* [Exercise brief]:
Tally every line of the material that includes "threads", then give the tally and nothing else.
┌──
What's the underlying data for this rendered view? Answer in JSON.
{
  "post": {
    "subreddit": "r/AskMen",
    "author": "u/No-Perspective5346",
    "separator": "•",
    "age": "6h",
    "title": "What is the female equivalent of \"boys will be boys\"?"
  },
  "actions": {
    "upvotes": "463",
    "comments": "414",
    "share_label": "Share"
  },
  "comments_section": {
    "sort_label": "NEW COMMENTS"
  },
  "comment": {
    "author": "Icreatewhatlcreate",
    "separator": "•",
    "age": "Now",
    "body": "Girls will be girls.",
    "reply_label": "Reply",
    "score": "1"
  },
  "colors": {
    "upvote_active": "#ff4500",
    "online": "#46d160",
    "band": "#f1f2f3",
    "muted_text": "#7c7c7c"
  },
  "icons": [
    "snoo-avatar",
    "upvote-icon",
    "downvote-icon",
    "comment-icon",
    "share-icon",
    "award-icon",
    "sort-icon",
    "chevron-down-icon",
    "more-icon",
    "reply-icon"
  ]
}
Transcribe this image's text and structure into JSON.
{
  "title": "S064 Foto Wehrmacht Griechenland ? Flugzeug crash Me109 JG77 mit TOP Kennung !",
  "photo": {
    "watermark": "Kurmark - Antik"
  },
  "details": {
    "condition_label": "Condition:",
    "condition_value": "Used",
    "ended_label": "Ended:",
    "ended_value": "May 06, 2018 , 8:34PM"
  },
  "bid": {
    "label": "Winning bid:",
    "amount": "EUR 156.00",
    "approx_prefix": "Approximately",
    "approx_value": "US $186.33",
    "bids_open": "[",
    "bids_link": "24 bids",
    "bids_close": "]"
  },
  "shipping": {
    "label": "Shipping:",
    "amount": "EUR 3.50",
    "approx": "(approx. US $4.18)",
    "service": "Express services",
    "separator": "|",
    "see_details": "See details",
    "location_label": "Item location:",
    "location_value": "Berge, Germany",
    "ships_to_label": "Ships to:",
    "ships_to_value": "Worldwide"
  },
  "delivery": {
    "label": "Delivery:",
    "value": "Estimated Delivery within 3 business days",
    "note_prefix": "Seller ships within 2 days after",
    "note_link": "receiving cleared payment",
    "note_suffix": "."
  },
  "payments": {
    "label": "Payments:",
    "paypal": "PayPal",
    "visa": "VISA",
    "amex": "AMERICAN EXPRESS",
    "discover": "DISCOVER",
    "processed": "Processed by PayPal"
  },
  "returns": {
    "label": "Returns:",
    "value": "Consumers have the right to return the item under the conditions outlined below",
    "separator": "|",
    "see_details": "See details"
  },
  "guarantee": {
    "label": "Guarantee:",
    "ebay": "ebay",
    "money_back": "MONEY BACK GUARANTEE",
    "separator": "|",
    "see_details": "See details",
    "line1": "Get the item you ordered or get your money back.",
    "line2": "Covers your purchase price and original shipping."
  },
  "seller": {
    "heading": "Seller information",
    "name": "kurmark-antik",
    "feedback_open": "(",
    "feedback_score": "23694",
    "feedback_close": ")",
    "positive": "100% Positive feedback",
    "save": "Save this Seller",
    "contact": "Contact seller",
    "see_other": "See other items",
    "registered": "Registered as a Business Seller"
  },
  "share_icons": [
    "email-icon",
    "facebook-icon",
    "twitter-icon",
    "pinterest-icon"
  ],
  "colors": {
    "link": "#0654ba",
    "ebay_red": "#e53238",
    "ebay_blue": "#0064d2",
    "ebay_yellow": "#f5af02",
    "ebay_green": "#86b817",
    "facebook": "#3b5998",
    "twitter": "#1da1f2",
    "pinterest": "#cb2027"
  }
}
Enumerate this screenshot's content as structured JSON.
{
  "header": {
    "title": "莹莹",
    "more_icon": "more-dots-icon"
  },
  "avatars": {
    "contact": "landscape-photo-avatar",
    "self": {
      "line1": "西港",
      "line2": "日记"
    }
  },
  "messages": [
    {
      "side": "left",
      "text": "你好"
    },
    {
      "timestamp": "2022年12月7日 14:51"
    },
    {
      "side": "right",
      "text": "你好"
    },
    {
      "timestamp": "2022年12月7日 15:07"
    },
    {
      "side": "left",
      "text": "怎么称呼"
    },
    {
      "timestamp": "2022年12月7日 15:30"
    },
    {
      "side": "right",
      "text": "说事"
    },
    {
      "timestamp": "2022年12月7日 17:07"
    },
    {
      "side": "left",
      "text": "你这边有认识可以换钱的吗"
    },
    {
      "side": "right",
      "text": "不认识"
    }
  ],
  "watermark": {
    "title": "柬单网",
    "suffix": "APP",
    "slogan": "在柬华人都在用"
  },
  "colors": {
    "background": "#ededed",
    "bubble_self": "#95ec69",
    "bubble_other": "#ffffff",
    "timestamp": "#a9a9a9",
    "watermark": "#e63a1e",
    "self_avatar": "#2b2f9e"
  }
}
└──
┌──
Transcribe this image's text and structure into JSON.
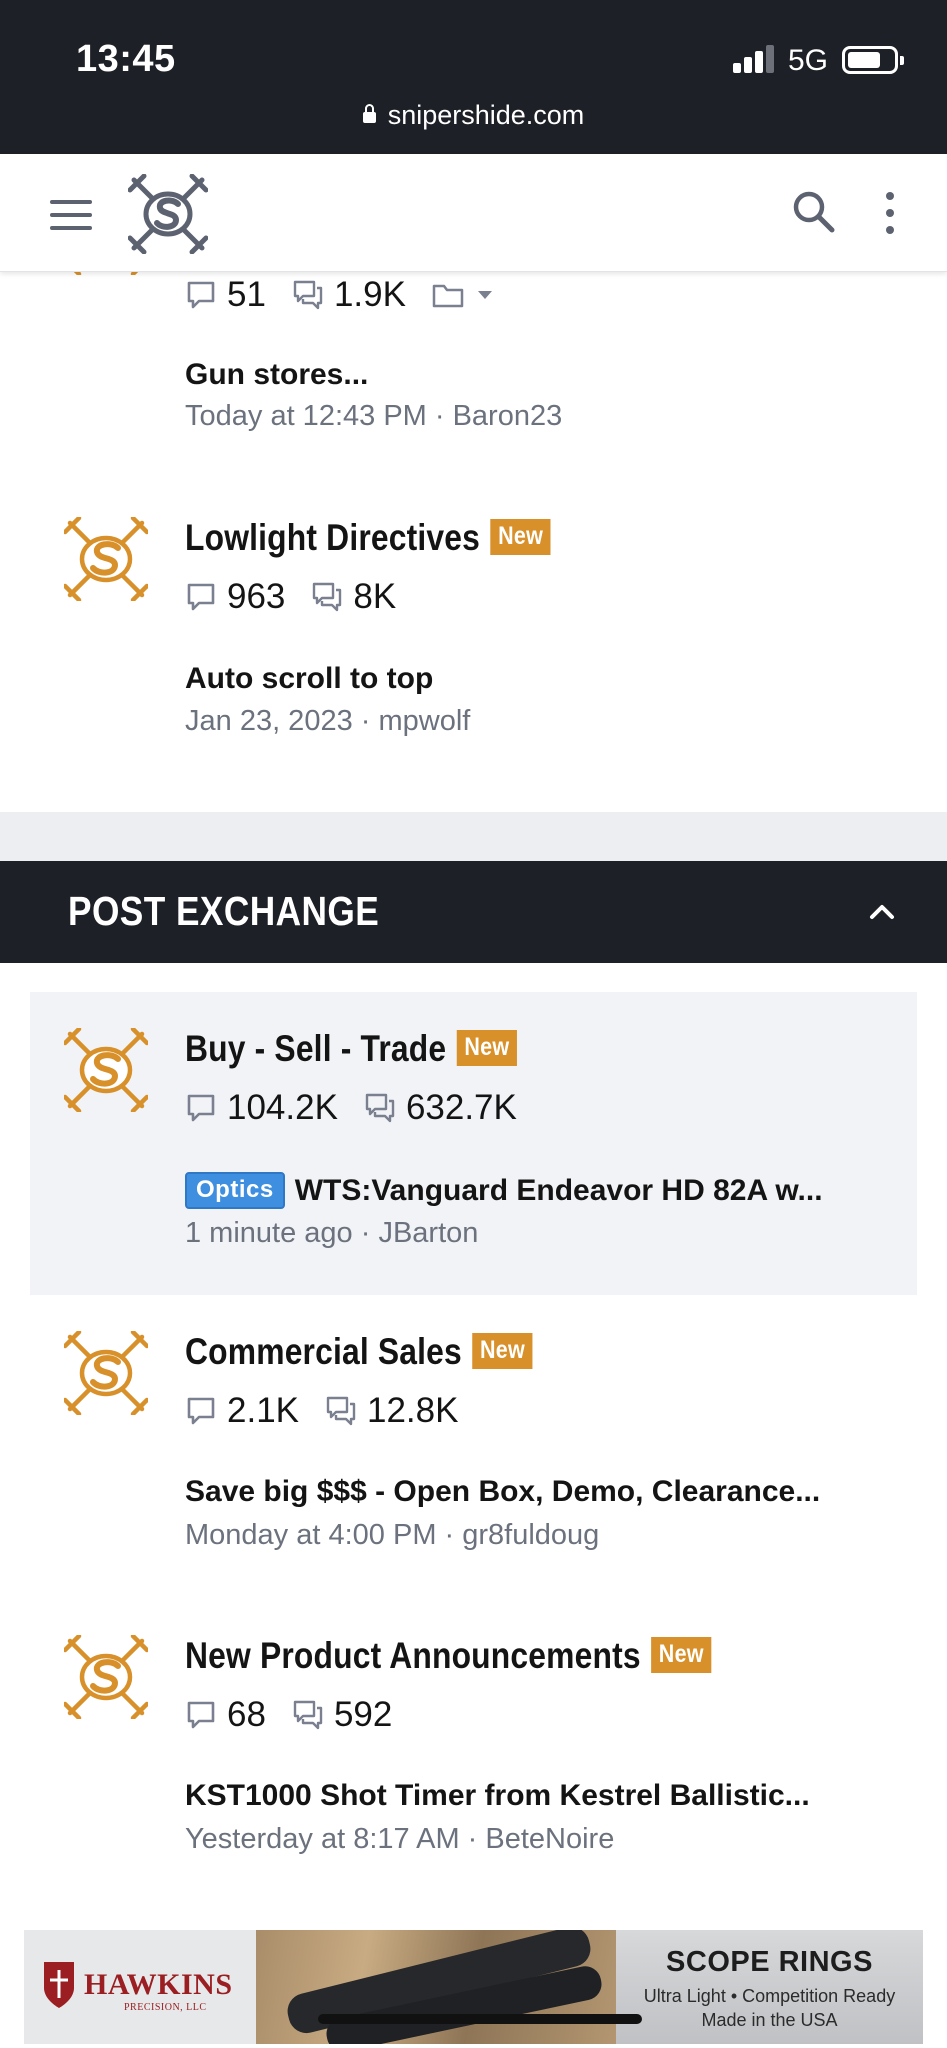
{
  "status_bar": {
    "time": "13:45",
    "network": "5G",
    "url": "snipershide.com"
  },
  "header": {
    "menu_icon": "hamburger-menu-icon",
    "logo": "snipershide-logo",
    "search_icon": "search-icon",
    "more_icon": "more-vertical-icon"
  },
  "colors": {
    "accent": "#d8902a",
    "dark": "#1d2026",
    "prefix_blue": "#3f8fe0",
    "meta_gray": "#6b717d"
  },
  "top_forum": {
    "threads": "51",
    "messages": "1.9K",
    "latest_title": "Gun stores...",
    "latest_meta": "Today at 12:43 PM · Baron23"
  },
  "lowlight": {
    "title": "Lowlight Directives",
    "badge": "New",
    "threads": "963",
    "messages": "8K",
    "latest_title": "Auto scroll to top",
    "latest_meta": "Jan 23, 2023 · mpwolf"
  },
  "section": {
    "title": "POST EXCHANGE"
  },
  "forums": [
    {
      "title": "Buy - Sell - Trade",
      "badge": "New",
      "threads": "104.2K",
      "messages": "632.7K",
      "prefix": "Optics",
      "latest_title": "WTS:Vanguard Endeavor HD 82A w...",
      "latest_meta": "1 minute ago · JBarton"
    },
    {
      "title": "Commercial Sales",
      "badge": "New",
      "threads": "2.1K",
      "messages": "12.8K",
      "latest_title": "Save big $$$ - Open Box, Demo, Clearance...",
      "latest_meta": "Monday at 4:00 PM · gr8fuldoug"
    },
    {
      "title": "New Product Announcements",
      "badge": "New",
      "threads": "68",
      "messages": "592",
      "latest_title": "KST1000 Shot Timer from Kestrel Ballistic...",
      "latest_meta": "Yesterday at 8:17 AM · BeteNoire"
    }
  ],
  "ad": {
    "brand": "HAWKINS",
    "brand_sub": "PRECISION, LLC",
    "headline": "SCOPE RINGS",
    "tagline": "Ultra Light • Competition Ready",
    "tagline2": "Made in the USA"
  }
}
└──
* [Finished task]:
5